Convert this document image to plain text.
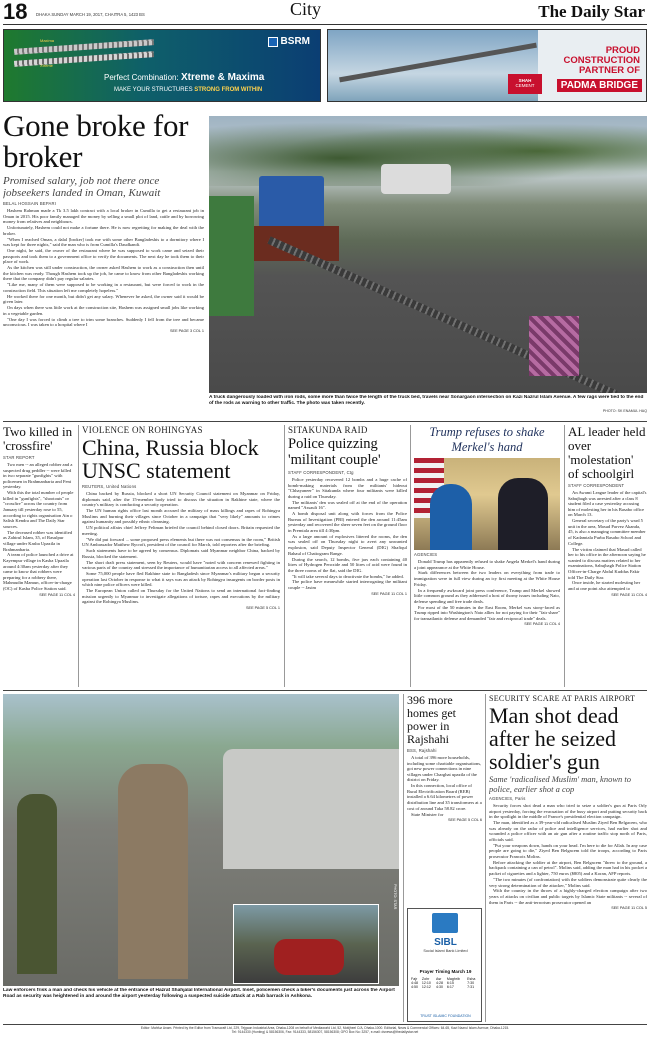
18 DHAKA SUNDAY MARCH 19, 2017, CHAITRA 5, 1423 BS	City	The Daily Star
Maxima
Xtreme
BSRM
Perfect Combination: Xtreme & Maxima
MAKE YOUR STRUCTURES STRONG FROM WITHIN
SHAH
CEMENT
PROUD
CONSTRUCTION
PARTNER OF
PADMA BRIDGE
Gone broke for broker
Promised salary, job not there once jobseekers landed in Oman, Kuwait
BELAL HOSSAIN BEPARI

Hashem Rahman made a Tk 3.5 lakh contract with a local broker in Cumilla to get a restaurant job in Oman in 2015. His poor family managed the money by selling a small plot of land, cattle and by borrowing money from relatives and neighbours.

Unfortunately, Hashem could not make a fortune there. He is now regretting for making the deal with the broker.

"When I reached Oman, a dalal [broker] took me with some other Bangladeshis to a dormitory where I was kept for three nights," said the man who is from Cumilla's Daudkandi.

One night, he said, the owner of the restaurant where he was supposed to work came and seized their passports and took them to a government office to verify the documents. The next day he took them to their place of work.

As the kitchen was still under construction, the owner asked Hashem to work as a construction then until the kitchen was ready. Though Hashem took up the job, he came to know from other Bangladeshis working there that the company didn't pay regular salaries.

"Like me, many of them were supposed to be working in a restaurant, but were forced to work in the construction field. This situation left me completely hopeless."

He worked there for one month, but didn't get any salary. Whenever he asked, the owner said it would be given later.

On days when there was little work at the construction site, Hashem was assigned small jobs like working in a vegetable garden.

"One day I was forced to climb a tree to trim some branches. Suddenly I fell from the tree and became unconscious. I was taken to a hospital where I

SEE PAGE 3 COL 1
A truck dangerously loaded with iron rods, some more than twice the length of the truck bed, travels near Sonargaon intersection on Kazi Nazrul Islam Avenue. A few rags were tied to the end of the rods as warning to other traffic. The photo was taken recently.
PHOTO: SK ENAMUL HAQ
Two killed in 'crossfire'
STAR REPORT

Two men -- an alleged robber and a suspected drug peddler -- were killed in two separate "gunfights" with policemen in Brahmanbaria and Feni yesterday.

With this the total number of people killed in "gunfights", "shootouts" or "crossfire" across the country from January till yesterday rose to 55, according to rights organisation Ain o Salish Kendra and The Daily Star sources.

The deceased robber was identified as Zahirul Islam, 35, of Rasulpur village under Kasba Upazila in Brahmanbaria.

A team of police launched a drive at Kayempur village in Kasba Upazila around 4:30am yesterday after they came to know that robbers were preparing for a robbery there, Mahmudin Mamun, officer-in-charge (OC) of Kasba Police Station said.

SEE PAGE 11 COL 4
VIOLENCE ON ROHINGYAS
China, Russia block UNSC statement
REUTERS, United Nations

China backed by Russia, blocked a short UN Security Council statement on Myanmar on Friday, diplomats said, after the 15-member body tried to discuss the situation in Rakhine state, where the country's military is conducting a security operation.

The UN human rights office last month accused the military of mass killings and rapes of Rohingya Muslims and burning their villages since October in a campaign that "very likely" amounts to crimes against humanity and possibly ethnic cleansing.

UN political affairs chief Jeffrey Feltman briefed the council behind closed doors. Britain requested the meeting.

"We did put forward ... some proposed press elements but there was not consensus in the room," British UN Ambassador Matthew Rycroft, president of the council for March, told reporters after the briefing.

Such statements have to be agreed by consensus. Diplomats said Myanmar neighbor China, backed by Russia, blocked the statement.

The short draft press statement, seen by Reuters, would have "noted with concern renewed fighting in various parts of the country and stressed the importance of humanitarian access to all affected areas."

Some 75,000 people have fled Rakhine state to Bangladesh since Myanmar's military began a security operation last October in response to what it says was an attack by Rohingya insurgents on border posts in which nine police officers were killed.

The European Union called on Thursday for the United Nations to send an international fact-finding mission urgently to Myanmar to investigate allegations of torture, rapes and executions by the military against the Rohingya Muslims.

SEE PAGE 5 COL 1
SITAKUNDA RAID
Police quizzing 'militant couple'
STAFF CORRESPONDENT, Ctg

Police yesterday recovered 12 bombs and a huge cache of bomb-making materials from the militants' hideout "Chhayaneer" in Sitakunda where four militants were killed during a raid on Thursday.

The militants' den was sealed off at the end of the operation named "Assault 16".

A bomb disposal unit along with forces from the Police Bureau of Investigation (PBI) entered the den around 11:45am yesterday and recovered the sheer seven feet on the ground floor in Premtala area till 4:30pm.

As a large amount of explosives littered the rooms, the den was sealed off on Thursday night to avert any unwanted explosion, said Deputy Inspector General (DIG) Shafiqul Bahaul of Chattogram Range.

During the search, 12 bombs, five jars each containing 40 litres of Hydrogen Peroxide and 50 litres of acid were found in the three rooms of the flat, said the DIG.

"It will take several days to deactivate the bombs," he added.

The police have meanwhile started interrogating the militant couple -- Jasim

SEE PAGE 11 COL 1
Trump refuses to shake
Merkel's hand
AGENCIES

Donald Trump has apparently refused to shake Angela Merkel's hand during a joint appearance at the White House.

Stark differences between the two leaders on everything from trade to immigration were in full view during an icy first meeting at the White House Friday.

In a frequently awkward joint press conference, Trump and Merkel showed little common ground as they addressed a host of thorny issues including Nato, defense spending and free trade deals.

For most of the 50 minutes in the East Room, Merkel was stony-faced as Trump ripped into Washington's Nato allies for not paying for their "fair share" for transatlantic defense and demanded "fair and reciprocal trade" deals.

SEE PAGE 11 COL 4
AL leader held over 'molestation' of schoolgirl
STAFF CORRESPONDENT

An Awami League leader of the capital's Sabujbagh was arrested after a class 8 student filed a case yesterday accusing him of molesting her in his Basabo office on March 13.

General secretary of the party's ward 5 unit in the area, Masud Parvez Akanda, 45, is also a managing committee member of Kadamtala Purba Basabo School and College.

The victim claimed that Masud called her to his office in the afternoon saying he wanted to discuss matters related to her examinations, Sabujbagh Police Station Officer-in-Charge Abdul Kuddus Fakir told The Daily Star.

Once inside, he started molesting her and at one point also attempted to

SEE PAGE 11 COL 4
PHOTO: STAR
Law enforcers frisk a man and check his vehicle at the entrance of Hazrat Shahjalal International Airport. Inset, policemen check a biker's documents just across the Airport Road as security was heightened in and around the airport yesterday following a suspected suicide attack at a Rab barrack in Ashkona.
396 more homes get power in Rajshahi
BSS, Rajshahi

A total of 396 more households, including some charitable organisations, got new power connections in nine villages under Charghat upazila of the district on Friday.

In this connection, local office of Rural Electrification Board (REB) installed a 6.64 kilometres of power distribution line and 35 transformers at a cost of around Taka 58.82 crore.

State Minister for

SEE PAGE 5 COL 6
SIBL
Social Islami Bank Limited
Prayer Timing March 19
Fajr	Zohr	Asr	Maghrib	Esha
4:48	12:10	4:28	6:15	7:30
4:50	12:12	4:30	6:17	7:31
TRUST ISLAMIC FOUNDATION
SECURITY SCARE AT PARIS AIRPORT
Man shot dead after he seized soldier's gun
Same 'radicalised Muslim' man, known to police, earlier shot a cop
AGENCIES, Paris

Security forces shot dead a man who tried to seize a soldier's gun at Paris Orly airport yesterday, forcing the evacuation of the busy airport and putting security back in the spotlight in the middle of France's presidential election campaign.

The man, identified as a 39-year-old radicalised Muslim Ziyed Ben Belgacem, who was already on the radar of police and intelligence services, had earlier shot and wounded a police officer with an air gun after a routine traffic stop north of Paris, officials said.

"Put your weapons down, hands on your head. I'm here to die for Allah. In any case people are going to die," Ziyed Ben Belgacem told the troops, according to Paris prosecutor Francois Molins.

Before attacking the soldier at the airport, Ben Belgacem "threw to the ground, a backpack containing a can of petrol". Molins said, adding the man had in his pocket a packet of cigarettes and a lighter, 750 euros ($805) and a Koran, AFP reports.

"The two minutes (of confrontation) with the soldiers demonstrate quite clearly the very strong determination of the attacker," Molins said.

With the country in the throes of a highly-charged election campaign after two years of attacks on civilian and public targets by Islamic State militants -- several of them in Paris -- the anti-terrorism prosecutor opened an

SEE PAGE 11 COL 5
Editor: Mahfuz Anam. Printed by the Editor from Transcraft Ltd, 229, Tejgaon Industrial Area, Dhaka-1208 on behalf of Mediaworld Ltd, 52, Motijheel C/A, Dhaka-1000. Editorial, News & Commercial Offices: 64-65, Kazi Nazrul Islam Avenue, Dhaka-1215.
Tel: 9144330 (Hunting) & 58156306, Fax: 9144333, 58156307, 58156308; GPO Box No: 3257, e-mail: dsnews@thedailystar.net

====

Return only the number of lines in the data that contain "joint".

2